Please show every line of the listing below that contains the string "France". Case counts.

**Material provided:**
****************
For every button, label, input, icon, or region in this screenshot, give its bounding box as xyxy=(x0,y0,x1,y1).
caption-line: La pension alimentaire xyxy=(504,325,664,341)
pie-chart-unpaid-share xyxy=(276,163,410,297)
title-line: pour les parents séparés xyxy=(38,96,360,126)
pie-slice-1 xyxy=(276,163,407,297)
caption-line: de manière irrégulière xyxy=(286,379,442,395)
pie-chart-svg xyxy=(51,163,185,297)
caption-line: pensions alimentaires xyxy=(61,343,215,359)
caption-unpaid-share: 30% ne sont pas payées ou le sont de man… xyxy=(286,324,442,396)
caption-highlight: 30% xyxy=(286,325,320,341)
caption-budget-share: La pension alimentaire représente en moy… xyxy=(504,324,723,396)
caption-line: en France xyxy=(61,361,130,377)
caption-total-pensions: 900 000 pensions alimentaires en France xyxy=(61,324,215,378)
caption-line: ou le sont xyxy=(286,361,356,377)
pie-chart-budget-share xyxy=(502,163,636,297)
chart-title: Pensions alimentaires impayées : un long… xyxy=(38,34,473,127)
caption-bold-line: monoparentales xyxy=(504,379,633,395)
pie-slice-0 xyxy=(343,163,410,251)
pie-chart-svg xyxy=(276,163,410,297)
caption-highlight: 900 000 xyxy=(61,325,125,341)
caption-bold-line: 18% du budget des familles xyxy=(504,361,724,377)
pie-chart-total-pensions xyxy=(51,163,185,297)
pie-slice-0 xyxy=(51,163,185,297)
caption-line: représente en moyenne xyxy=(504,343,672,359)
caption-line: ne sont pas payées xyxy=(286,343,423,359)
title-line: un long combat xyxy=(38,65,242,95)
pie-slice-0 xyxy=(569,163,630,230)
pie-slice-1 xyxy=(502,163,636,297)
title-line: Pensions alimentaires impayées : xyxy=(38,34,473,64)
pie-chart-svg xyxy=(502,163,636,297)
****************
**Expected answer:**
caption-line: en France xyxy=(61,361,130,377)
caption-total-pensions: 900 000 pensions alimentaires en France xyxy=(61,324,215,378)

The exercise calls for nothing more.